[Coordinate annotation records]

● ● ● ● ● ● ●

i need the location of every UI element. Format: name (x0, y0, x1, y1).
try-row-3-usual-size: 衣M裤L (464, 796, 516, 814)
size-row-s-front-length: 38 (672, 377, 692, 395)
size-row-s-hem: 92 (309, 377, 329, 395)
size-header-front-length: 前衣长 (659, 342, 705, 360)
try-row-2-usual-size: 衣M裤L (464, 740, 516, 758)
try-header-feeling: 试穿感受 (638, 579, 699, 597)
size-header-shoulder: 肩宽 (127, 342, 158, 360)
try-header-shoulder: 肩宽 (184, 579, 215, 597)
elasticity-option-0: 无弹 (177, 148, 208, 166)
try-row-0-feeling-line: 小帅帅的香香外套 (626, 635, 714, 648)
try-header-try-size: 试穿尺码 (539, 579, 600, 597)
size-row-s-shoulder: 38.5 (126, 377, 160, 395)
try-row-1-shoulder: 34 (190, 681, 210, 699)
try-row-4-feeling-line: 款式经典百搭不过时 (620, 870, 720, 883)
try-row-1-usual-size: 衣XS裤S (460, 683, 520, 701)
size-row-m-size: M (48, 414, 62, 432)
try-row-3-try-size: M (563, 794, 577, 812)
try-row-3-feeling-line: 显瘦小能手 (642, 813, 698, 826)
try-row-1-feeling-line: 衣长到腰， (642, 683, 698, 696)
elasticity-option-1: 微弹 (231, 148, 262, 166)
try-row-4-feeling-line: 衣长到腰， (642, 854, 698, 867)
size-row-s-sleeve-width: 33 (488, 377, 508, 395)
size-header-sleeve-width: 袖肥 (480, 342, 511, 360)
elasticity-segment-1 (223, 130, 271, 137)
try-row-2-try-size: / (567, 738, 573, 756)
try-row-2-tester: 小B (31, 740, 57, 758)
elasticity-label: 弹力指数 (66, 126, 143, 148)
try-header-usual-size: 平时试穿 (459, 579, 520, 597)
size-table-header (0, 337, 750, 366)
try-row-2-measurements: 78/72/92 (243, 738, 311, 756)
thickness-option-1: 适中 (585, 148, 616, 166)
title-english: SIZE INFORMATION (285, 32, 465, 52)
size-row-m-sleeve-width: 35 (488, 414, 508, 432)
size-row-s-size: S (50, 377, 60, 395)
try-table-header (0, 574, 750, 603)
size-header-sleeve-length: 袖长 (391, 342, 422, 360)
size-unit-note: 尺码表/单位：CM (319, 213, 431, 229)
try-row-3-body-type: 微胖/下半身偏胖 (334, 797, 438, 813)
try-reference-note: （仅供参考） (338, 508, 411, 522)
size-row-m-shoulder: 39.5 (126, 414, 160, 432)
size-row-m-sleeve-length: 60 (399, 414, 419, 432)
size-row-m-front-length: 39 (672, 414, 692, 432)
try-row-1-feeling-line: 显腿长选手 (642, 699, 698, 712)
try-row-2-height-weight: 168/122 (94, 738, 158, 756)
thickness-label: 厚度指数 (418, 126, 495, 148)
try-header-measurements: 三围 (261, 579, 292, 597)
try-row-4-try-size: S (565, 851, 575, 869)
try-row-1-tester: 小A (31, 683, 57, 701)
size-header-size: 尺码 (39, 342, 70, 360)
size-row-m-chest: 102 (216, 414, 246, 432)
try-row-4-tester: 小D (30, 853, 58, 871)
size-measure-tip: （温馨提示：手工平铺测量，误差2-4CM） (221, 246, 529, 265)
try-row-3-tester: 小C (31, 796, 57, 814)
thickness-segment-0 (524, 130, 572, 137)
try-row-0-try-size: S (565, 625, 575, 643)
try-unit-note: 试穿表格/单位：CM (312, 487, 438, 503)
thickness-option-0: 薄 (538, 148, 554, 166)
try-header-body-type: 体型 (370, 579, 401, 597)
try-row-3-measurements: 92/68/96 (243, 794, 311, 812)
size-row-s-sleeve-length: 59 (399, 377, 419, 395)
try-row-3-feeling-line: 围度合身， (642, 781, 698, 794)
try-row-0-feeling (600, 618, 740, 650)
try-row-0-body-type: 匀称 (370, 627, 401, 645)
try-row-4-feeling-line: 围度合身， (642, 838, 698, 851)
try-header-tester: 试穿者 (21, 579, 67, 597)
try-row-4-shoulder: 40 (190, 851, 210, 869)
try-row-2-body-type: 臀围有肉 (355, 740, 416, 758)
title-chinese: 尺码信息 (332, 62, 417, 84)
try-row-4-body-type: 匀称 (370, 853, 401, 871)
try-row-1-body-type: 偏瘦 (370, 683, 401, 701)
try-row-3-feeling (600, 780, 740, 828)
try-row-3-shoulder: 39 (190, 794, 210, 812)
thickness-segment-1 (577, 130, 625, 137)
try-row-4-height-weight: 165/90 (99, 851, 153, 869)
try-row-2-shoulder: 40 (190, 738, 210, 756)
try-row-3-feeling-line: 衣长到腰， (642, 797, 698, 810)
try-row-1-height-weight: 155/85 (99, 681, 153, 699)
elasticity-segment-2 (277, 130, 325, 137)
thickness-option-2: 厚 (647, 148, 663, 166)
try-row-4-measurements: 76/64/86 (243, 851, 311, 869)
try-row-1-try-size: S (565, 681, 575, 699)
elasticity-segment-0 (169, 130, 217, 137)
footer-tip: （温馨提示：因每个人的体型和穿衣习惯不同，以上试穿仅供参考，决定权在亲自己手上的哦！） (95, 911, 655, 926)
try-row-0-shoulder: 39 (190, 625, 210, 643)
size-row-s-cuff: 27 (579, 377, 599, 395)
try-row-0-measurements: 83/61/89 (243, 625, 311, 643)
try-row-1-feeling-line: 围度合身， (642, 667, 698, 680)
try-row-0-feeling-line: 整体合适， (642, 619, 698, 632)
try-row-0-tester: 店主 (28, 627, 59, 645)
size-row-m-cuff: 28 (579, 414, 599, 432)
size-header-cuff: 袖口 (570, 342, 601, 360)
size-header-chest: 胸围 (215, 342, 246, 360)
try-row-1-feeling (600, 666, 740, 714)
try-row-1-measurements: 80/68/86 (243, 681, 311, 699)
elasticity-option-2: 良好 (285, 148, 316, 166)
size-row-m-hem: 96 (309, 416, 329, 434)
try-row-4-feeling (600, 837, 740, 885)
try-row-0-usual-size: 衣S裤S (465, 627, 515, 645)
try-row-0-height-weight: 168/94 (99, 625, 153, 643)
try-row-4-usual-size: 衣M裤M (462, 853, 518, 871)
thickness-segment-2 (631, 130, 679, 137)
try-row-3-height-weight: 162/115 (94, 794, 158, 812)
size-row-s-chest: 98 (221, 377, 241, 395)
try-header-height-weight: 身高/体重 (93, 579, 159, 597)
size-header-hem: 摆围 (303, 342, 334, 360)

● ● ● ● ● ● ●

* [Your objective]
Copy out every one of the lines above, character for character, with nothing changed.

* [Task result]
i need the location of every UI element. Format: name (x0, y0, x1, y1).
try-row-3-usual-size: 衣M裤L (464, 796, 516, 814)
size-row-s-front-length: 38 (672, 377, 692, 395)
size-row-s-hem: 92 (309, 377, 329, 395)
size-header-front-length: 前衣长 (659, 342, 705, 360)
try-row-2-usual-size: 衣M裤L (464, 740, 516, 758)
try-header-feeling: 试穿感受 (638, 579, 699, 597)
size-header-shoulder: 肩宽 (127, 342, 158, 360)
try-header-shoulder: 肩宽 (184, 579, 215, 597)
elasticity-option-0: 无弹 (177, 148, 208, 166)
try-row-0-feeling-line: 小帅帅的香香外套 (626, 635, 714, 648)
try-header-try-size: 试穿尺码 (539, 579, 600, 597)
size-row-s-shoulder: 38.5 (126, 377, 160, 395)
try-row-1-shoulder: 34 (190, 681, 210, 699)
try-row-4-feeling-line: 款式经典百搭不过时 (620, 870, 720, 883)
try-row-1-usual-size: 衣XS裤S (460, 683, 520, 701)
size-row-m-size: M (48, 414, 62, 432)
try-row-3-try-size: M (563, 794, 577, 812)
try-row-3-feeling-line: 显瘦小能手 (642, 813, 698, 826)
try-row-1-feeling-line: 衣长到腰， (642, 683, 698, 696)
elasticity-option-1: 微弹 (231, 148, 262, 166)
try-row-4-feeling-line: 衣长到腰， (642, 854, 698, 867)
size-row-s-sleeve-width: 33 (488, 377, 508, 395)
size-header-sleeve-width: 袖肥 (480, 342, 511, 360)
elasticity-segment-1 (223, 130, 271, 137)
try-row-2-try-size: / (567, 738, 573, 756)
try-row-2-tester: 小B (31, 740, 57, 758)
elasticity-label: 弹力指数 (66, 126, 143, 148)
try-header-usual-size: 平时试穿 (459, 579, 520, 597)
size-table-header (0, 337, 750, 366)
try-row-2-measurements: 78/72/92 (243, 738, 311, 756)
thickness-option-1: 适中 (585, 148, 616, 166)
title-english: SIZE INFORMATION (285, 32, 465, 52)
size-row-m-sleeve-width: 35 (488, 414, 508, 432)
size-row-s-size: S (50, 377, 60, 395)
try-table-header (0, 574, 750, 603)
size-header-sleeve-length: 袖长 (391, 342, 422, 360)
size-unit-note: 尺码表/单位：CM (319, 213, 431, 229)
try-row-3-body-type: 微胖/下半身偏胖 (334, 797, 438, 813)
try-reference-note: （仅供参考） (338, 508, 411, 522)
size-row-m-shoulder: 39.5 (126, 414, 160, 432)
size-row-m-sleeve-length: 60 (399, 414, 419, 432)
size-row-m-front-length: 39 (672, 414, 692, 432)
try-row-1-feeling-line: 显腿长选手 (642, 699, 698, 712)
try-row-2-height-weight: 168/122 (94, 738, 158, 756)
thickness-label: 厚度指数 (418, 126, 495, 148)
try-header-measurements: 三围 (261, 579, 292, 597)
try-row-4-try-size: S (565, 851, 575, 869)
try-row-1-tester: 小A (31, 683, 57, 701)
size-header-size: 尺码 (39, 342, 70, 360)
size-row-m-chest: 102 (216, 414, 246, 432)
try-row-4-tester: 小D (30, 853, 58, 871)
size-measure-tip: （温馨提示：手工平铺测量，误差2-4CM） (221, 246, 529, 265)
try-row-3-tester: 小C (31, 796, 57, 814)
thickness-segment-0 (524, 130, 572, 137)
try-row-0-try-size: S (565, 625, 575, 643)
try-unit-note: 试穿表格/单位：CM (312, 487, 438, 503)
thickness-option-0: 薄 (538, 148, 554, 166)
try-header-body-type: 体型 (370, 579, 401, 597)
try-row-3-measurements: 92/68/96 (243, 794, 311, 812)
size-row-s-sleeve-length: 59 (399, 377, 419, 395)
try-row-3-feeling-line: 围度合身， (642, 781, 698, 794)
try-row-0-feeling (600, 618, 740, 650)
try-row-0-body-type: 匀称 (370, 627, 401, 645)
try-row-4-feeling-line: 围度合身， (642, 838, 698, 851)
try-header-tester: 试穿者 (21, 579, 67, 597)
try-row-4-shoulder: 40 (190, 851, 210, 869)
try-row-2-body-type: 臀围有肉 (355, 740, 416, 758)
title-chinese: 尺码信息 (332, 62, 417, 84)
try-row-4-body-type: 匀称 (370, 853, 401, 871)
try-row-1-body-type: 偏瘦 (370, 683, 401, 701)
try-row-3-feeling (600, 780, 740, 828)
try-row-3-shoulder: 39 (190, 794, 210, 812)
thickness-segment-1 (577, 130, 625, 137)
try-row-4-height-weight: 165/90 (99, 851, 153, 869)
try-row-2-shoulder: 40 (190, 738, 210, 756)
try-row-3-feeling-line: 衣长到腰， (642, 797, 698, 810)
try-row-1-height-weight: 155/85 (99, 681, 153, 699)
elasticity-segment-2 (277, 130, 325, 137)
thickness-option-2: 厚 (647, 148, 663, 166)
try-row-4-measurements: 76/64/86 (243, 851, 311, 869)
try-row-1-try-size: S (565, 681, 575, 699)
elasticity-segment-0 (169, 130, 217, 137)
footer-tip: （温馨提示：因每个人的体型和穿衣习惯不同，以上试穿仅供参考，决定权在亲自己手上的哦！） (95, 911, 655, 926)
try-row-0-shoulder: 39 (190, 625, 210, 643)
size-row-s-cuff: 27 (579, 377, 599, 395)
try-row-0-measurements: 83/61/89 (243, 625, 311, 643)
try-row-1-feeling-line: 围度合身， (642, 667, 698, 680)
try-row-0-feeling-line: 整体合适， (642, 619, 698, 632)
try-row-0-tester: 店主 (28, 627, 59, 645)
size-row-m-cuff: 28 (579, 414, 599, 432)
size-header-cuff: 袖口 (570, 342, 601, 360)
size-header-chest: 胸围 (215, 342, 246, 360)
try-row-1-feeling (600, 666, 740, 714)
try-row-1-measurements: 80/68/86 (243, 681, 311, 699)
elasticity-option-2: 良好 (285, 148, 316, 166)
size-row-m-hem: 96 (309, 416, 329, 434)
try-row-4-feeling (600, 837, 740, 885)
try-row-0-usual-size: 衣S裤S (465, 627, 515, 645)
try-row-0-height-weight: 168/94 (99, 625, 153, 643)
try-row-4-usual-size: 衣M裤M (462, 853, 518, 871)
thickness-segment-2 (631, 130, 679, 137)
try-row-3-height-weight: 162/115 (94, 794, 158, 812)
size-row-s-chest: 98 (221, 377, 241, 395)
try-header-height-weight: 身高/体重 (93, 579, 159, 597)
size-header-hem: 摆围 (303, 342, 334, 360)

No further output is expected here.